**Task requirements**:
Transcribe the listing in full, excluding any pictures.

**Dataset**:
***

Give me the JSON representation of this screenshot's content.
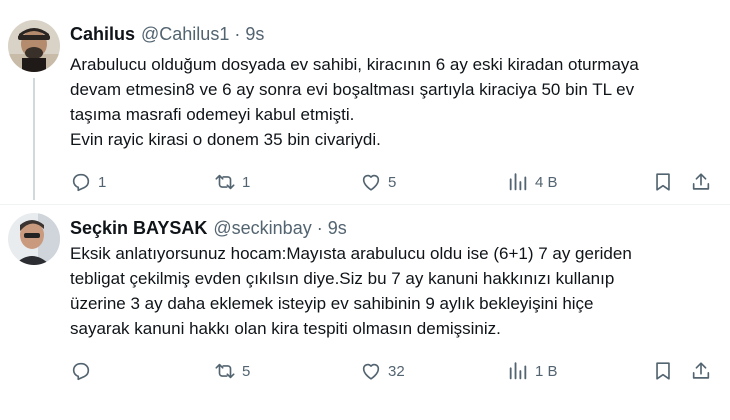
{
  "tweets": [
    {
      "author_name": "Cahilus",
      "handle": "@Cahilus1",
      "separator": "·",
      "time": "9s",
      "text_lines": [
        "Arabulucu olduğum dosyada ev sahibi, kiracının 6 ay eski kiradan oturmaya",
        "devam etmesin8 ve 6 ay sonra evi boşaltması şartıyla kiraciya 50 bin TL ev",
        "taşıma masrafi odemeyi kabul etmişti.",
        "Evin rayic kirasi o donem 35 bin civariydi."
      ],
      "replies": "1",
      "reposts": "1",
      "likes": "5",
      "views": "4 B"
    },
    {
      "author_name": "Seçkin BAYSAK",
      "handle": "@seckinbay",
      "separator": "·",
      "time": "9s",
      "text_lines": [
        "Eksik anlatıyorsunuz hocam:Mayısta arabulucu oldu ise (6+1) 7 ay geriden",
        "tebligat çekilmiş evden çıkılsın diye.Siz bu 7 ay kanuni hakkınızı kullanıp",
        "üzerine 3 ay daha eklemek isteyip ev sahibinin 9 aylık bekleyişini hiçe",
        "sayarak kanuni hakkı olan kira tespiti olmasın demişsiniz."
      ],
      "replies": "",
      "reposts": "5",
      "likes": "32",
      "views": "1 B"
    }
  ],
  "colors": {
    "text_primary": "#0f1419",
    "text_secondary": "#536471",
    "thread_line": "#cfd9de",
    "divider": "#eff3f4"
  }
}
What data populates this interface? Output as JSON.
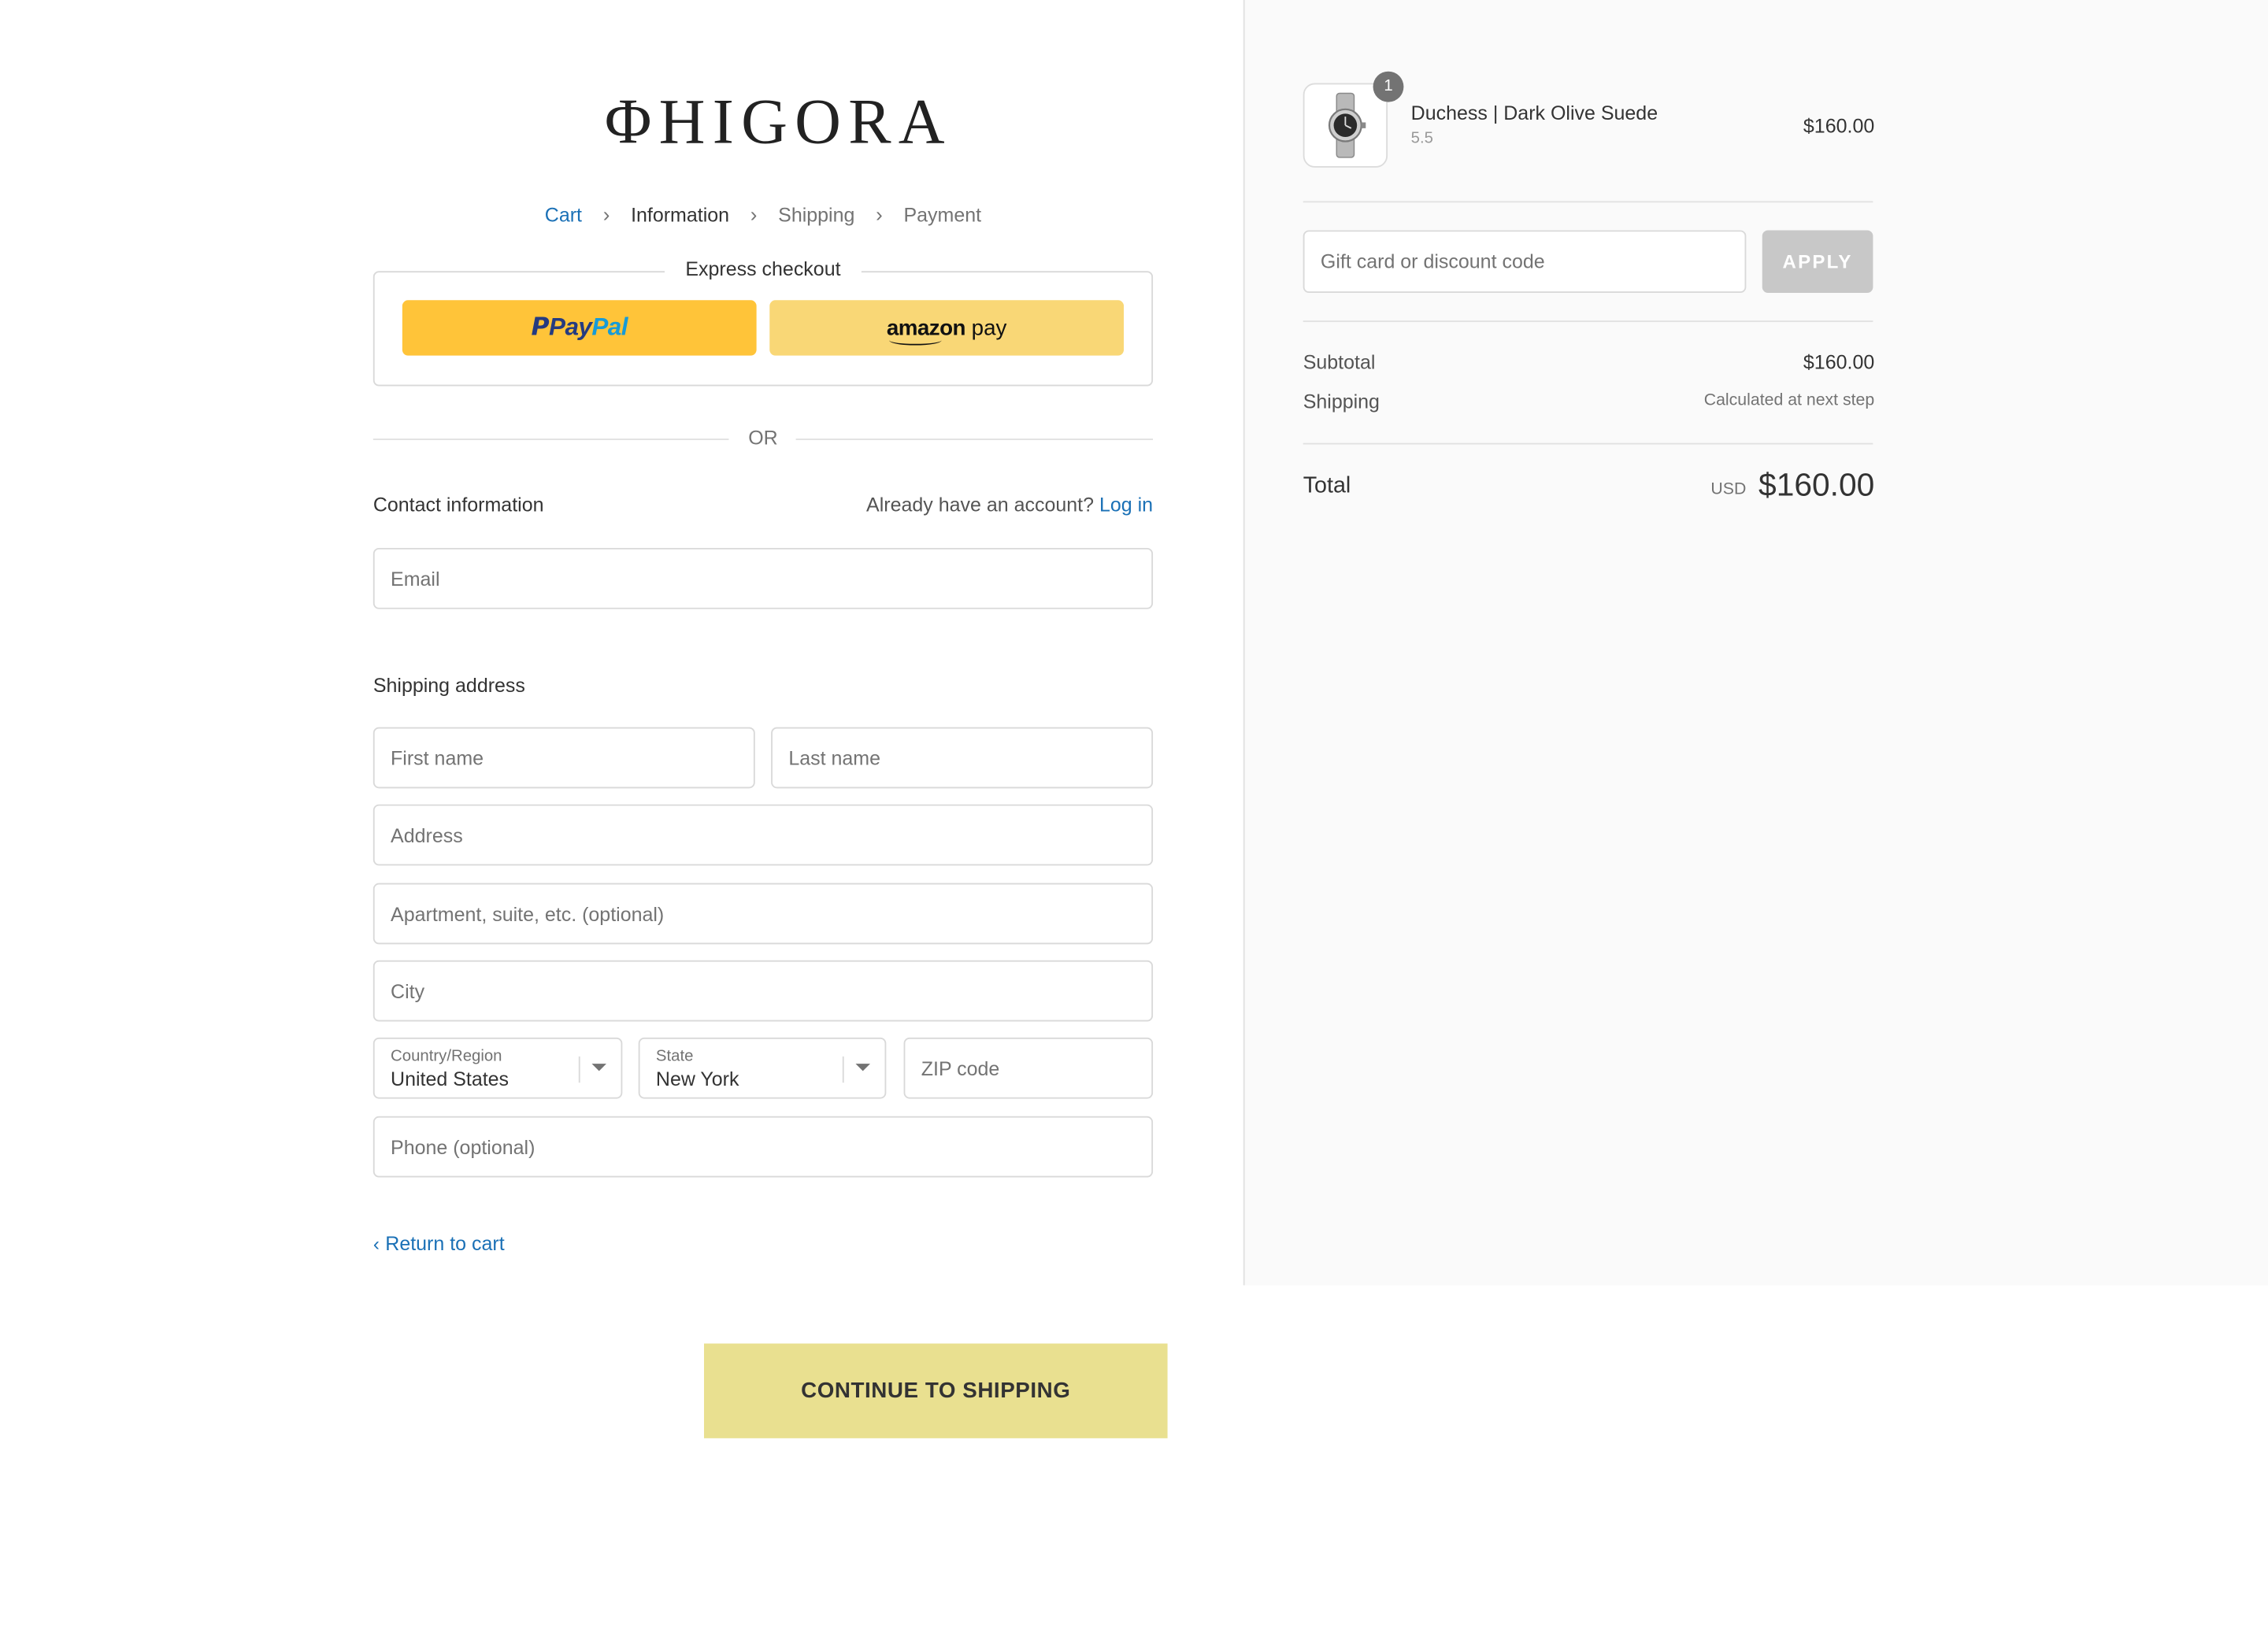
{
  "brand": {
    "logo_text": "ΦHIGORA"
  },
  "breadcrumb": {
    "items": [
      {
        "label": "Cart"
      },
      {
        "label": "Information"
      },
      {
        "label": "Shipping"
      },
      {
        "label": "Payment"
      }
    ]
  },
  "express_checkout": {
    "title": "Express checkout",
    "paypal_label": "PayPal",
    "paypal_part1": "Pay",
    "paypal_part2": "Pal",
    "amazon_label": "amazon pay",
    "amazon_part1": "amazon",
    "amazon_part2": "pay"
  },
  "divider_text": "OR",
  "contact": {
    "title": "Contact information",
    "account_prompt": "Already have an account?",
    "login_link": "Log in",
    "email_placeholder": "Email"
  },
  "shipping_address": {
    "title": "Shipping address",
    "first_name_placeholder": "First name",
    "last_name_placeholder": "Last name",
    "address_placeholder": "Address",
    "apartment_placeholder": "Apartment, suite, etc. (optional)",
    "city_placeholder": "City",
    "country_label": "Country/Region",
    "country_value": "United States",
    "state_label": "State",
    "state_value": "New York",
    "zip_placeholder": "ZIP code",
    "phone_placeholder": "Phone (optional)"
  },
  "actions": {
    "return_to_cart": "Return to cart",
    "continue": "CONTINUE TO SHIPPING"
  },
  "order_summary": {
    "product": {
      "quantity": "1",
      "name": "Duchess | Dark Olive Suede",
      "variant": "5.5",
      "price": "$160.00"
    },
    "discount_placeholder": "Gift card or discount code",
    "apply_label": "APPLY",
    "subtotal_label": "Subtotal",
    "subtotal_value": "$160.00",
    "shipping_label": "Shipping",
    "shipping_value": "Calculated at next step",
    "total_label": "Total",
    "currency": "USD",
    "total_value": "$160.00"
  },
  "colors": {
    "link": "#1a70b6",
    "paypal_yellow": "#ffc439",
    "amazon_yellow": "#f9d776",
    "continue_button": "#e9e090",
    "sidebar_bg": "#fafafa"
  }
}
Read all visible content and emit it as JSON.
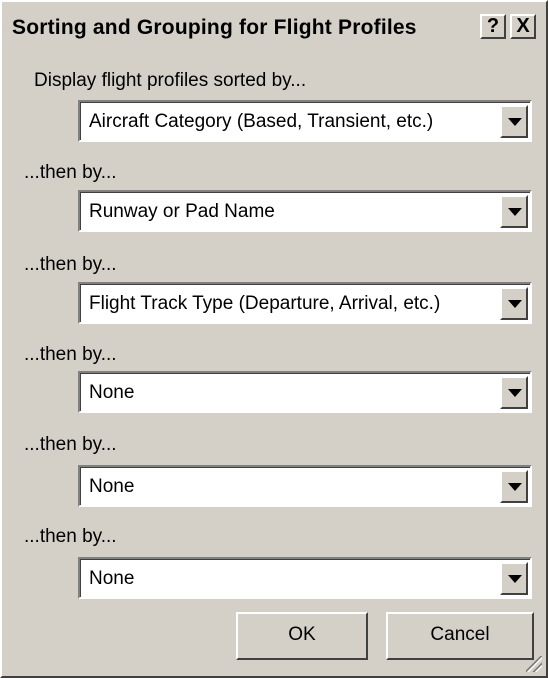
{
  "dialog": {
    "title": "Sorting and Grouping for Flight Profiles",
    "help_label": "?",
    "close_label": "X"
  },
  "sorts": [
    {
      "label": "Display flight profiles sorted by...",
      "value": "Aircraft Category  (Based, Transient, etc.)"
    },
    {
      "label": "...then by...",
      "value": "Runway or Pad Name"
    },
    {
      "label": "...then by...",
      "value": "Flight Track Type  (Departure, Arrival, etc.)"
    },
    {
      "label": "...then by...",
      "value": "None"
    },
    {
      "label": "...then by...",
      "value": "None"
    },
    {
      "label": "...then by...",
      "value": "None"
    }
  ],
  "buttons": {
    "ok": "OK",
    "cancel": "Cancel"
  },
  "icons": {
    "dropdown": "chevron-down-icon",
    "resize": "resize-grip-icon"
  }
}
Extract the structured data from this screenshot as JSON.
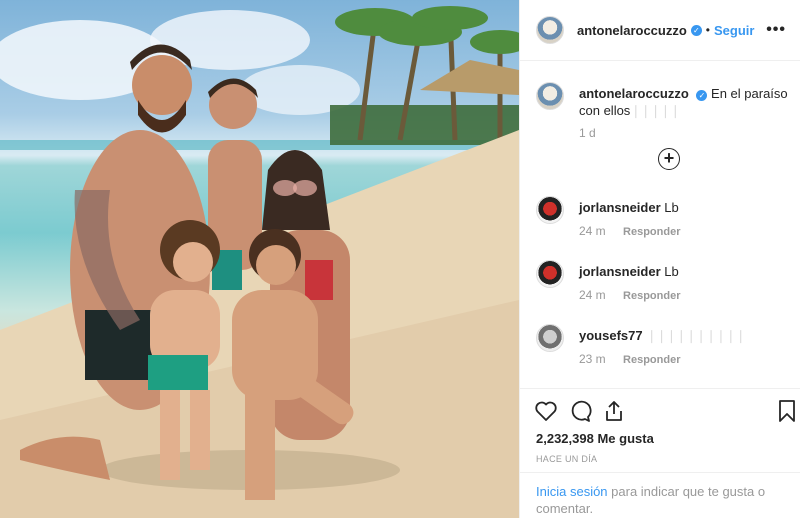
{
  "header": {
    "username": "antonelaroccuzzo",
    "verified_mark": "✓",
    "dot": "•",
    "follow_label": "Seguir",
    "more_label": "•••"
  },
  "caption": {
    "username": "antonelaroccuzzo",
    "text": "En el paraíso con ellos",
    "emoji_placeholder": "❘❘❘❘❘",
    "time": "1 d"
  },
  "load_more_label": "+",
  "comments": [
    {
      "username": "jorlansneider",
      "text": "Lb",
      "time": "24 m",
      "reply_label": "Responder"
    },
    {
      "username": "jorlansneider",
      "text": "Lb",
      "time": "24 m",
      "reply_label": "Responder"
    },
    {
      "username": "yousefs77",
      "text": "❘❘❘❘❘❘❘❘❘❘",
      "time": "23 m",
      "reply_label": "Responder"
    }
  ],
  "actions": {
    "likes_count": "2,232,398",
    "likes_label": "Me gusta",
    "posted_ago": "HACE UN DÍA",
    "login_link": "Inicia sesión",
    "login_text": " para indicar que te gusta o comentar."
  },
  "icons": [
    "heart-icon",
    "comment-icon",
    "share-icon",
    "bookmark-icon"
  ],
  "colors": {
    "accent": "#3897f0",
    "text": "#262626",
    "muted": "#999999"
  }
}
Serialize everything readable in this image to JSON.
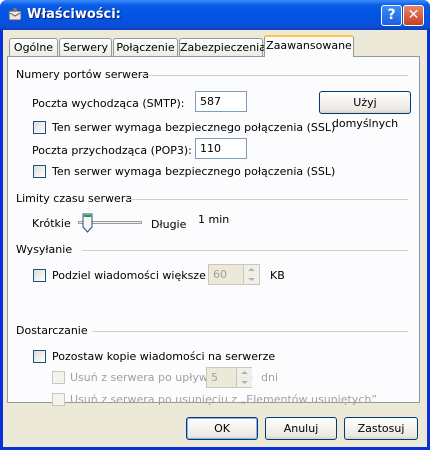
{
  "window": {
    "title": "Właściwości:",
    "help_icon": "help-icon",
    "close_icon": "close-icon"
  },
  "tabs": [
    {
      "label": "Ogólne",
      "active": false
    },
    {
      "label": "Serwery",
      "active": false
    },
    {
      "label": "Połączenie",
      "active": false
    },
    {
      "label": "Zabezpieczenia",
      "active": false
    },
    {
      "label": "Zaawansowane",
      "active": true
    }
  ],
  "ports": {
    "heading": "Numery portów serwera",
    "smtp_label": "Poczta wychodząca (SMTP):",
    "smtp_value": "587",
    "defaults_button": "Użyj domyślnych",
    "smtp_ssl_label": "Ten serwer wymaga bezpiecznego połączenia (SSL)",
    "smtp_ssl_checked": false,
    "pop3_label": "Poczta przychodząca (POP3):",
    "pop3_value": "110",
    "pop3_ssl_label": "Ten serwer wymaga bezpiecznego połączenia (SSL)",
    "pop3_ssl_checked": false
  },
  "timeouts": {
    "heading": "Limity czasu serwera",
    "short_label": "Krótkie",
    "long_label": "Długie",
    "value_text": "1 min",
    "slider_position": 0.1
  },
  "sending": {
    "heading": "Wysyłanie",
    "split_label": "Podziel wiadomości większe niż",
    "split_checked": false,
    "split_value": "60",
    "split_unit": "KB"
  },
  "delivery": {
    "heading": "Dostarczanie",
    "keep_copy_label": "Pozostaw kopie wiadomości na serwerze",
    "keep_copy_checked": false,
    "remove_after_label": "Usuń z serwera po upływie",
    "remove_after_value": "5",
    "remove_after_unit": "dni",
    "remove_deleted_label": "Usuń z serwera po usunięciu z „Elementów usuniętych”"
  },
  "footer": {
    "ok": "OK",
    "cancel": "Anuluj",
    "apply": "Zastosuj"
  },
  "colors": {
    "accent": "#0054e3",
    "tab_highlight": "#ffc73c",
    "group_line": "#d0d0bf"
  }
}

***

**Exercise result**:
Give me the JSON representation of this screenshot's content.
{
  "tweets": [
    {
      "author_name": "Cahilus",
      "handle": "@Cahilus1",
      "separator": "·",
      "time": "9s",
      "text_lines": [
        "Arabulucu olduğum dosyada ev sahibi, kiracının 6 ay eski kiradan oturmaya",
        "devam etmesin8 ve 6 ay sonra evi boşaltması şartıyla kiraciya 50 bin TL ev",
        "taşıma masrafi odemeyi kabul etmişti.",
        "Evin rayic kirasi o donem 35 bin civariydi."
      ],
      "replies": "1",
      "reposts": "1",
      "likes": "5",
      "views": "4 B"
    },
    {
      "author_name": "Seçkin BAYSAK",
      "handle": "@seckinbay",
      "separator": "·",
      "time": "9s",
      "text_lines": [
        "Eksik anlatıyorsunuz hocam:Mayısta arabulucu oldu ise (6+1) 7 ay geriden",
        "tebligat çekilmiş evden çıkılsın diye.Siz bu 7 ay kanuni hakkınızı kullanıp",
        "üzerine 3 ay daha eklemek isteyip ev sahibinin 9 aylık bekleyişini hiçe",
        "sayarak kanuni hakkı olan kira tespiti olmasın demişsiniz."
      ],
      "replies": "",
      "reposts": "5",
      "likes": "32",
      "views": "1 B"
    }
  ],
  "colors": {
    "text_primary": "#0f1419",
    "text_secondary": "#536471",
    "thread_line": "#cfd9de",
    "divider": "#eff3f4"
  }
}
What data populates this interface? Output as JSON.
{
  "brand": {
    "logo_text": "ΦHIGORA"
  },
  "breadcrumb": {
    "items": [
      {
        "label": "Cart"
      },
      {
        "label": "Information"
      },
      {
        "label": "Shipping"
      },
      {
        "label": "Payment"
      }
    ]
  },
  "express_checkout": {
    "title": "Express checkout",
    "paypal_label": "PayPal",
    "paypal_part1": "Pay",
    "paypal_part2": "Pal",
    "amazon_label": "amazon pay",
    "amazon_part1": "amazon",
    "amazon_part2": "pay"
  },
  "divider_text": "OR",
  "contact": {
    "title": "Contact information",
    "account_prompt": "Already have an account?",
    "login_link": "Log in",
    "email_placeholder": "Email"
  },
  "shipping_address": {
    "title": "Shipping address",
    "first_name_placeholder": "First name",
    "last_name_placeholder": "Last name",
    "address_placeholder": "Address",
    "apartment_placeholder": "Apartment, suite, etc. (optional)",
    "city_placeholder": "City",
    "country_label": "Country/Region",
    "country_value": "United States",
    "state_label": "State",
    "state_value": "New York",
    "zip_placeholder": "ZIP code",
    "phone_placeholder": "Phone (optional)"
  },
  "actions": {
    "return_to_cart": "Return to cart",
    "continue": "CONTINUE TO SHIPPING"
  },
  "order_summary": {
    "product": {
      "quantity": "1",
      "name": "Duchess | Dark Olive Suede",
      "variant": "5.5",
      "price": "$160.00"
    },
    "discount_placeholder": "Gift card or discount code",
    "apply_label": "APPLY",
    "subtotal_label": "Subtotal",
    "subtotal_value": "$160.00",
    "shipping_label": "Shipping",
    "shipping_value": "Calculated at next step",
    "total_label": "Total",
    "currency": "USD",
    "total_value": "$160.00"
  },
  "colors": {
    "link": "#1a70b6",
    "paypal_yellow": "#ffc439",
    "amazon_yellow": "#f9d776",
    "continue_button": "#e9e090",
    "sidebar_bg": "#fafafa"
  }
}
Read all visible content and emit it as JSON.
{
  "dialog": {
    "title": "Sorting and Grouping for Flight Profiles",
    "help_label": "?",
    "close_label": "X"
  },
  "sorts": [
    {
      "label": "Display flight profiles sorted by...",
      "value": "Aircraft Category  (Based, Transient, etc.)"
    },
    {
      "label": "...then by...",
      "value": "Runway or Pad Name"
    },
    {
      "label": "...then by...",
      "value": "Flight Track Type  (Departure, Arrival, etc.)"
    },
    {
      "label": "...then by...",
      "value": "None"
    },
    {
      "label": "...then by...",
      "value": "None"
    },
    {
      "label": "...then by...",
      "value": "None"
    }
  ],
  "buttons": {
    "ok": "OK",
    "cancel": "Cancel"
  },
  "icons": {
    "dropdown": "chevron-down-icon",
    "resize": "resize-grip-icon"
  }
}
Extract the structured data from this screenshot as JSON.
{
  "header": {
    "username": "antonelaroccuzzo",
    "verified_mark": "✓",
    "dot": "•",
    "follow_label": "Seguir",
    "more_label": "•••"
  },
  "caption": {
    "username": "antonelaroccuzzo",
    "text": "En el paraíso con ellos",
    "emoji_placeholder": "❘❘❘❘❘",
    "time": "1 d"
  },
  "load_more_label": "+",
  "comments": [
    {
      "username": "jorlansneider",
      "text": "Lb",
      "time": "24 m",
      "reply_label": "Responder"
    },
    {
      "username": "jorlansneider",
      "text": "Lb",
      "time": "24 m",
      "reply_label": "Responder"
    },
    {
      "username": "yousefs77",
      "text": "❘❘❘❘❘❘❘❘❘❘",
      "time": "23 m",
      "reply_label": "Responder"
    }
  ],
  "actions": {
    "likes_count": "2,232,398",
    "likes_label": "Me gusta",
    "posted_ago": "HACE UN DÍA",
    "login_link": "Inicia sesión",
    "login_text": " para indicar que te gusta o comentar."
  },
  "icons": [
    "heart-icon",
    "comment-icon",
    "share-icon",
    "bookmark-icon"
  ],
  "colors": {
    "accent": "#3897f0",
    "text": "#262626",
    "muted": "#999999"
  }
}
Serialize everything readable in this image to JSON.
{
  "window": {
    "title": "Właściwości:",
    "help_icon": "help-icon",
    "close_icon": "close-icon"
  },
  "tabs": [
    {
      "label": "Ogólne",
      "active": false
    },
    {
      "label": "Serwery",
      "active": false
    },
    {
      "label": "Połączenie",
      "active": false
    },
    {
      "label": "Zabezpieczenia",
      "active": false
    },
    {
      "label": "Zaawansowane",
      "active": true
    }
  ],
  "ports": {
    "heading": "Numery portów serwera",
    "smtp_label": "Poczta wychodząca (SMTP):",
    "smtp_value": "587",
    "defaults_button": "Użyj domyślnych",
    "smtp_ssl_label": "Ten serwer wymaga bezpiecznego połączenia (SSL)",
    "smtp_ssl_checked": false,
    "pop3_label": "Poczta przychodząca (POP3):",
    "pop3_value": "110",
    "pop3_ssl_label": "Ten serwer wymaga bezpiecznego połączenia (SSL)",
    "pop3_ssl_checked": false
  },
  "timeouts": {
    "heading": "Limity czasu serwera",
    "short_label": "Krótkie",
    "long_label": "Długie",
    "value_text": "1 min",
    "slider_position": 0.1
  },
  "sending": {
    "heading": "Wysyłanie",
    "split_label": "Podziel wiadomości większe niż",
    "split_checked": false,
    "split_value": "60",
    "split_unit": "KB"
  },
  "delivery": {
    "heading": "Dostarczanie",
    "keep_copy_label": "Pozostaw kopie wiadomości na serwerze",
    "keep_copy_checked": false,
    "remove_after_label": "Usuń z serwera po upływie",
    "remove_after_value": "5",
    "remove_after_unit": "dni",
    "remove_deleted_label": "Usuń z serwera po usunięciu z „Elementów usuniętych”"
  },
  "footer": {
    "ok": "OK",
    "cancel": "Anuluj",
    "apply": "Zastosuj"
  },
  "colors": {
    "accent": "#0054e3",
    "tab_highlight": "#ffc73c",
    "group_line": "#d0d0bf"
  }
}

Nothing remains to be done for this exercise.